Exercise task
Copy out all lines that hold "Decreto".

Input records
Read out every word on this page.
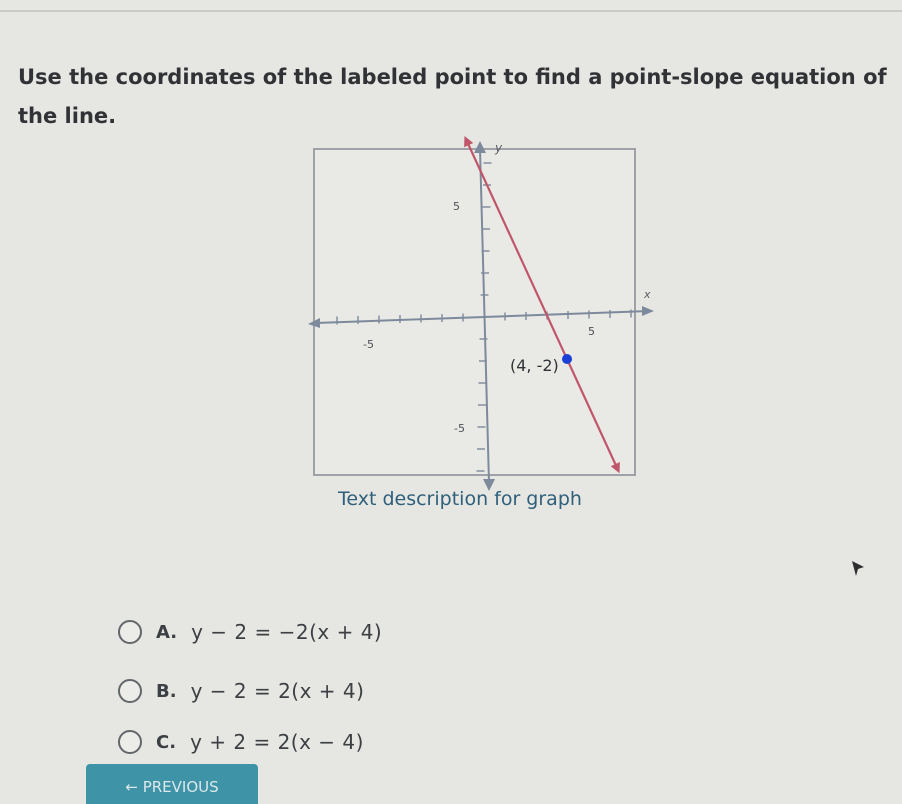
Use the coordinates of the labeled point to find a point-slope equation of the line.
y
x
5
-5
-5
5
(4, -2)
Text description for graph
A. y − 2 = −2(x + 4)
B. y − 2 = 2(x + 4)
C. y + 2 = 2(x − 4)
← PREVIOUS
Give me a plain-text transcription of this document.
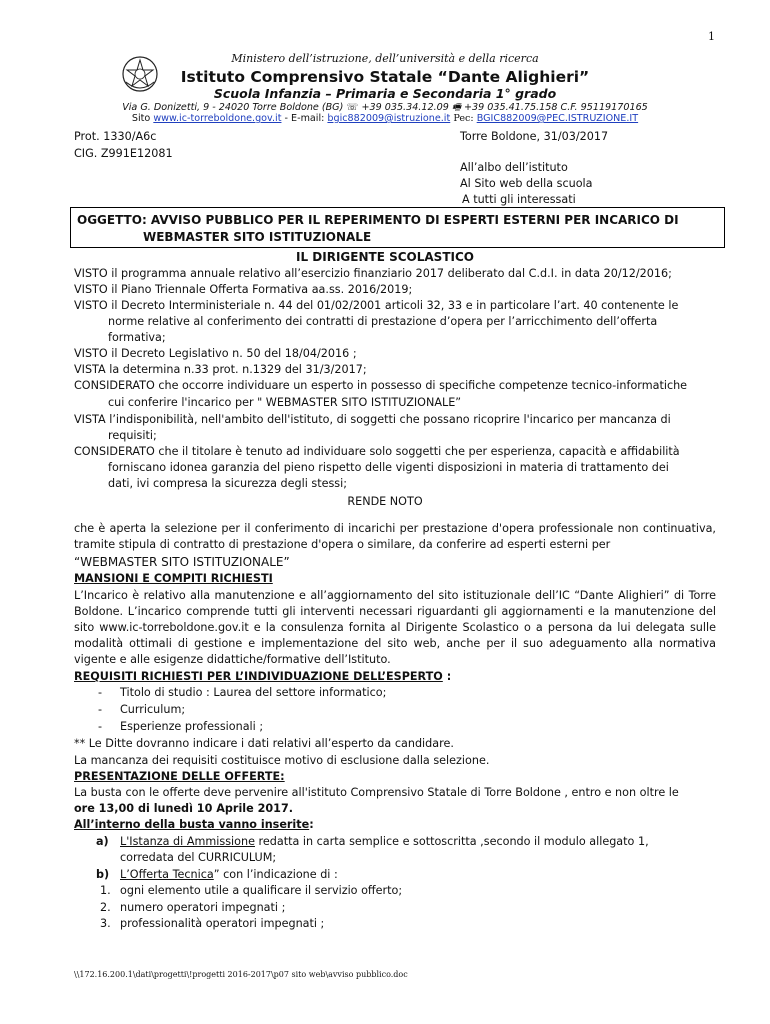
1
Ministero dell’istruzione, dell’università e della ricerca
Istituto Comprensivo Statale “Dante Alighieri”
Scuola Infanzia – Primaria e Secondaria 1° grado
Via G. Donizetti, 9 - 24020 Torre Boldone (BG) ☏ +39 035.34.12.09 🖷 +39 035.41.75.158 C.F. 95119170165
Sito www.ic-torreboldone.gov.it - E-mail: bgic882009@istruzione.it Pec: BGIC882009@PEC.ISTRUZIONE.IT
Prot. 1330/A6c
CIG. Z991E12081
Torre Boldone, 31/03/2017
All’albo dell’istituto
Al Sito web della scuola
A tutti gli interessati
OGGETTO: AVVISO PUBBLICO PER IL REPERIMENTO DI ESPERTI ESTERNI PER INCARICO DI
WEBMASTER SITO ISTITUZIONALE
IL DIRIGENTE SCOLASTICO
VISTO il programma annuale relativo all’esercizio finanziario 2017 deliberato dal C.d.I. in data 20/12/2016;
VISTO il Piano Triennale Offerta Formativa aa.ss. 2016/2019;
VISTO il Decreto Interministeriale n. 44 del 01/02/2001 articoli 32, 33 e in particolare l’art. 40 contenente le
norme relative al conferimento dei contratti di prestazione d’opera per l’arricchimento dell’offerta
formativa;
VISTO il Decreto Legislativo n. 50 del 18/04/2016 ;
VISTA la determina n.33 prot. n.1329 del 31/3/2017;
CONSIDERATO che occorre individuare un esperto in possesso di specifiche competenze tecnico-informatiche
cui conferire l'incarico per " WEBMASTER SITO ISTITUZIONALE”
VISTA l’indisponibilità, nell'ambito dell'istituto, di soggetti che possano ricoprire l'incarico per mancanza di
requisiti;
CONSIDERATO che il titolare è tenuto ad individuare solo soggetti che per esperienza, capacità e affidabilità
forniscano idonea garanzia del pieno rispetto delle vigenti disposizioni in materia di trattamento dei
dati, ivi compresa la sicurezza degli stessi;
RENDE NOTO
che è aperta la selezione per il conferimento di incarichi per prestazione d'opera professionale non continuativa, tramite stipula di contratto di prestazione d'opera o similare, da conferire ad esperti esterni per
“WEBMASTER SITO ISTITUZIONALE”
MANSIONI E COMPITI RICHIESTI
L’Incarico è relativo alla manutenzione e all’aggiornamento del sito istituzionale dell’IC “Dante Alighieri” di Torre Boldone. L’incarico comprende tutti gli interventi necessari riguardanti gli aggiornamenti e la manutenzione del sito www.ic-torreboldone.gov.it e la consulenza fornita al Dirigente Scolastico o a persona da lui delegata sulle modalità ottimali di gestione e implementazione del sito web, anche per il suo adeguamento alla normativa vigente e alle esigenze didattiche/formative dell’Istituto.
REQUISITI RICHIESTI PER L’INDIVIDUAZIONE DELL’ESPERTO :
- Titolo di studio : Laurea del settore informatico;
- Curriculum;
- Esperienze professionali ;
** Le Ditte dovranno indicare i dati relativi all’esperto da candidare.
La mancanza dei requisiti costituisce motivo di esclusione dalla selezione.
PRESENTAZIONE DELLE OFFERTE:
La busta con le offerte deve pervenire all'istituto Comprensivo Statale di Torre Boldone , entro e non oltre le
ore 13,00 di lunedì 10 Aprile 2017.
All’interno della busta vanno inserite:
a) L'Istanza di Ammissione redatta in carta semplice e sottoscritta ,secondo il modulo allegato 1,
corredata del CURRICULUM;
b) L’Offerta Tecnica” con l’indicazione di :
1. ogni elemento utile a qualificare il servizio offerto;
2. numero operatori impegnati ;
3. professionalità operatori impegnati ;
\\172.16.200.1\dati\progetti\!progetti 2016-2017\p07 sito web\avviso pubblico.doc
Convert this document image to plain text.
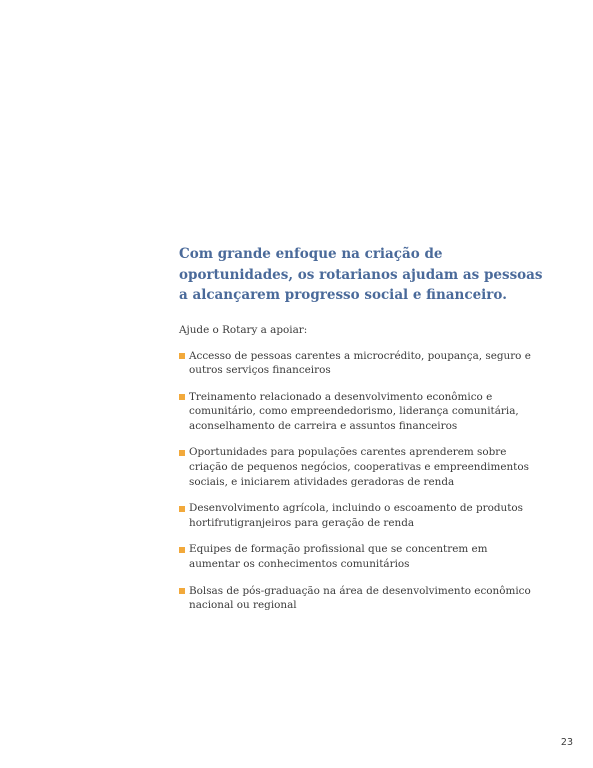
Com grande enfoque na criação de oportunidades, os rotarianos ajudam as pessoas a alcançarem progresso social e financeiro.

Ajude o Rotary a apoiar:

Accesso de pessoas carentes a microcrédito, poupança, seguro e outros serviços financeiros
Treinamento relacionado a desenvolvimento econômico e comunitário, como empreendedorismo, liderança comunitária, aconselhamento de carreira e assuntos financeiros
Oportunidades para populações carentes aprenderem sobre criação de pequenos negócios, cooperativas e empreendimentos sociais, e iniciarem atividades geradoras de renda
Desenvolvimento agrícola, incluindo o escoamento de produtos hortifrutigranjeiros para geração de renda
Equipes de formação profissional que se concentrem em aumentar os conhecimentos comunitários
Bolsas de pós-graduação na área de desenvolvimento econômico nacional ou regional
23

Task answer
VISTO il Decreto Interministeriale n. 44 del 01/02/2001 articoli 32, 33 e in particolare l’art. 40 contenente le
VISTO il Decreto Legislativo n. 50 del 18/04/2016 ;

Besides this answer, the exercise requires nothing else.